Sayfalar

Hamd, ancak Allah'adır. O’na hamdeder, O’ndan yardım ve mağfiret dileriz.

18 Mart 2017 Cumartesi

Laik Sistemin Oyunları


Bismillahirrahmanirrahim

Laik sistem İslam’ı ancak bireysel ibadet olarak yaşanabilecek din konumuna sokmak istemektedir. Laik sistem İslam’ı vicdanlara hapsetmek amacındadır. Dünya işlerinden çok ahiret işleriyle ilgilenen bir din anlayışı oluşturulmak istenmektedir. Dünya işlerine dair hiçbir hükmü olmayan bir din anlayışı...

*Kayıtlı veriler:*

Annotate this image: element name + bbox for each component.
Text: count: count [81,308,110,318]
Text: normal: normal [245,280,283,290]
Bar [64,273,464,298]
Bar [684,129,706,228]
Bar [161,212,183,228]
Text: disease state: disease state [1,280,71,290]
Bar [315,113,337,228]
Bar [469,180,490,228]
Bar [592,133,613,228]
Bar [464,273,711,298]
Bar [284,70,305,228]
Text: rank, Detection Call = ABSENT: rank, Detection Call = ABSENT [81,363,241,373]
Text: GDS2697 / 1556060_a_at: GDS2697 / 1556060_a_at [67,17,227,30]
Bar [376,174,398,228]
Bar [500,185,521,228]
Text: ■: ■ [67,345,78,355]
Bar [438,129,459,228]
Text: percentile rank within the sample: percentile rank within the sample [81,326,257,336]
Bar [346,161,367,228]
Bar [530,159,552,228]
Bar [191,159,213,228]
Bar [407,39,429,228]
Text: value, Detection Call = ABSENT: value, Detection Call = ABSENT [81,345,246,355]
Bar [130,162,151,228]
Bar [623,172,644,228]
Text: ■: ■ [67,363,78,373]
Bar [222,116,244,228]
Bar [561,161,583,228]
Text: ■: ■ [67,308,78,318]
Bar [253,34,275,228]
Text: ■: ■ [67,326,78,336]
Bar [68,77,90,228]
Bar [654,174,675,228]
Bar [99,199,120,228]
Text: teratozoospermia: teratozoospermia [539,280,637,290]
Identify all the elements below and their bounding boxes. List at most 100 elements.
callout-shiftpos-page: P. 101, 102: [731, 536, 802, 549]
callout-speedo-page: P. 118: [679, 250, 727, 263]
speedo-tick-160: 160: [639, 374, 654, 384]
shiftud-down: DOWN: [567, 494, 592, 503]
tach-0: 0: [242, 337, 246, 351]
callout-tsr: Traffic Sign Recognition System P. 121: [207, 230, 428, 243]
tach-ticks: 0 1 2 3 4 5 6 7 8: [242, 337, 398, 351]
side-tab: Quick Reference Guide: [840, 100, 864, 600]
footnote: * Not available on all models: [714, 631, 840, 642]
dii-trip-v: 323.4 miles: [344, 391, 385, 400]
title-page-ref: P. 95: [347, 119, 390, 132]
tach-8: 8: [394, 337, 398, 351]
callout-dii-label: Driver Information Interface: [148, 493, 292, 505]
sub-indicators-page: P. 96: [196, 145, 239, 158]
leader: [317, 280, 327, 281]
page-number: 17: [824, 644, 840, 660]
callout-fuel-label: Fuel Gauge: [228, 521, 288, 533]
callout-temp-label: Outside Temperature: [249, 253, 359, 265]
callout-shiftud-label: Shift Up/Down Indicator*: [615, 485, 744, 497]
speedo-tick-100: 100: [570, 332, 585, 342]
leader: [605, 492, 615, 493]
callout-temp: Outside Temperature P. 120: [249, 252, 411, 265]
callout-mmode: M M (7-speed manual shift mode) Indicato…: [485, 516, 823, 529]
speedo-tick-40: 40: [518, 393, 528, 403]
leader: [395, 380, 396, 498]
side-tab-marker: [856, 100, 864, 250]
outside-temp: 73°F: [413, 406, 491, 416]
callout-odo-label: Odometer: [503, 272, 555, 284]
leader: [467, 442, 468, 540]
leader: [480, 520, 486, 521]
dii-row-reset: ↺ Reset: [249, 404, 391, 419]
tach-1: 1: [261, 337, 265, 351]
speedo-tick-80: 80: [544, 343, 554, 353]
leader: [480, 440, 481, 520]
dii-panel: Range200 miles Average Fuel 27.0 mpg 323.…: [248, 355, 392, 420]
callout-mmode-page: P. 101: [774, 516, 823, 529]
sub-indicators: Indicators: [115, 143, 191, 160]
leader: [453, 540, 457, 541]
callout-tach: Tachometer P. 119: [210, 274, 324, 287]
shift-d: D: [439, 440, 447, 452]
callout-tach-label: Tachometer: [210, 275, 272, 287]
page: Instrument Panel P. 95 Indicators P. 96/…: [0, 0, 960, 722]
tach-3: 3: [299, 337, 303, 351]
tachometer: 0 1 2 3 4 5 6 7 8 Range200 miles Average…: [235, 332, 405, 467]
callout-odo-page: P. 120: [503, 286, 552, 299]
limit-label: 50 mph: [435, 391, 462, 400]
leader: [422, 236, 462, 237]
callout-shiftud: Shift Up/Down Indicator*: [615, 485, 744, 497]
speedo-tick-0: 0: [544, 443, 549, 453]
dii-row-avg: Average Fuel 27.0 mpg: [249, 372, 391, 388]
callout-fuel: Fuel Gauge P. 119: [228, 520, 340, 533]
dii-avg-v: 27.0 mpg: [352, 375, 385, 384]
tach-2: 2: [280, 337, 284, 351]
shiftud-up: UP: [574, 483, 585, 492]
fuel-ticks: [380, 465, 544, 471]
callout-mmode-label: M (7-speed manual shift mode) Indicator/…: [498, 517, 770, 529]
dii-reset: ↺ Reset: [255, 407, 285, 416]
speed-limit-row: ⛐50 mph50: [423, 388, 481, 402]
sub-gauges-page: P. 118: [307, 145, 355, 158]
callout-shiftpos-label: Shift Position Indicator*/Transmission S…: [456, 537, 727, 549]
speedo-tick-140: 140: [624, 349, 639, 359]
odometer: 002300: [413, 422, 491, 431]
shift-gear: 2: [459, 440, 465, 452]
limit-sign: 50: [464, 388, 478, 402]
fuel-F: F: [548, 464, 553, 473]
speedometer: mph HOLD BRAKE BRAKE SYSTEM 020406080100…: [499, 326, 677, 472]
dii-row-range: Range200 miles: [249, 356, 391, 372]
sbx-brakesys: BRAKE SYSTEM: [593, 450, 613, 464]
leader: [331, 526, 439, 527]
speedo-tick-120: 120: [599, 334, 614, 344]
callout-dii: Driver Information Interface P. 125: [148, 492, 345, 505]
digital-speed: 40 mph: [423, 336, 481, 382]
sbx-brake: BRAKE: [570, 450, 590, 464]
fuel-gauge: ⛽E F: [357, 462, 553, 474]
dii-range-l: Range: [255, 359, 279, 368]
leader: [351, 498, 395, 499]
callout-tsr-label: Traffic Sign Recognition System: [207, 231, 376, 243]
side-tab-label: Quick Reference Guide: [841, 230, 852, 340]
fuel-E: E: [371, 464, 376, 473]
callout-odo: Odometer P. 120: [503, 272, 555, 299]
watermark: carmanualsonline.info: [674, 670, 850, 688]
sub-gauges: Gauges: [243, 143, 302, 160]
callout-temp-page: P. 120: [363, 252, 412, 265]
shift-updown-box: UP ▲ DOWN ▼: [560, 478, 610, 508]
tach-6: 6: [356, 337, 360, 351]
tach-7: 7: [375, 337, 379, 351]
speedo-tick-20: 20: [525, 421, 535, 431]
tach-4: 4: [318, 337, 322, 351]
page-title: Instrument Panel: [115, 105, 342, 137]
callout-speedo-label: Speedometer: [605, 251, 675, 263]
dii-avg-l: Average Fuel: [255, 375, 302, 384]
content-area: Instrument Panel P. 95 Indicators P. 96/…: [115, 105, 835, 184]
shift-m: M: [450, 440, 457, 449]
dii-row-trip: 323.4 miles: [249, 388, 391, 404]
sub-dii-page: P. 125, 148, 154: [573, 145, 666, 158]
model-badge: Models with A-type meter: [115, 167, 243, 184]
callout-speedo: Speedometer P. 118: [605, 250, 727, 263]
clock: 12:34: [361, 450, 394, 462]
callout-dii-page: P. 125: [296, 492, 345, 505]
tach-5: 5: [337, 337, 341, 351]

*Görevler:*
1. Laik sistemle ilgili metinden "18 Mart 2017" ile başlayıp "bir din anlayışı..." sözlerine kadar süren bölümü olduğu gibi geri verin.
2. Laik sistemle ilgili metne göre laik sistem İslam'ı nereye hapsetmek amacındadır?
3. Laik sistemle ilgili metni kaldığı yerden devam ettirin.

*Görev cevapları:*
1.
18 Mart 2017 Cumartesi

Laik Sistemin Oyunları


Bismillahirrahmanirrahim

Laik sistem İslam’ı ancak bireysel ibadet olarak yaşanabilecek din konumuna sokmak istemektedir. Laik sistem İslam’ı vicdanlara hapsetmek amacındadır. Dünya işlerinden çok ahiret işleriyle ilgilenen bir din anlayışı oluşturulmak istenmektedir. Dünya işlerine dair hiçbir hükmü olmayan bir din anlayışı...

2. Vicdanlara.

3.
İslam’ın sadece Allah ile kul arasındaki sınırlı ve özel bir ilişki olduğu fikri şer güçler tarafından kasıtlı olarak her tarafa yayılmaktadır. Laik sistem halkın uyanmaması için dine karşı direk saldırmak ve karşı olduğunu açıklamak yerine, din anlayışını bozma yolunu seçmiştir. Bu nedenle ılımlı İslam adı altında Allah’ın dini olan gerçek İslam’a karşı bir din ortaya atmaktadır. Gerçek İslam’ın etkisini kırmak için dine karşı din ortaya atılmıştır.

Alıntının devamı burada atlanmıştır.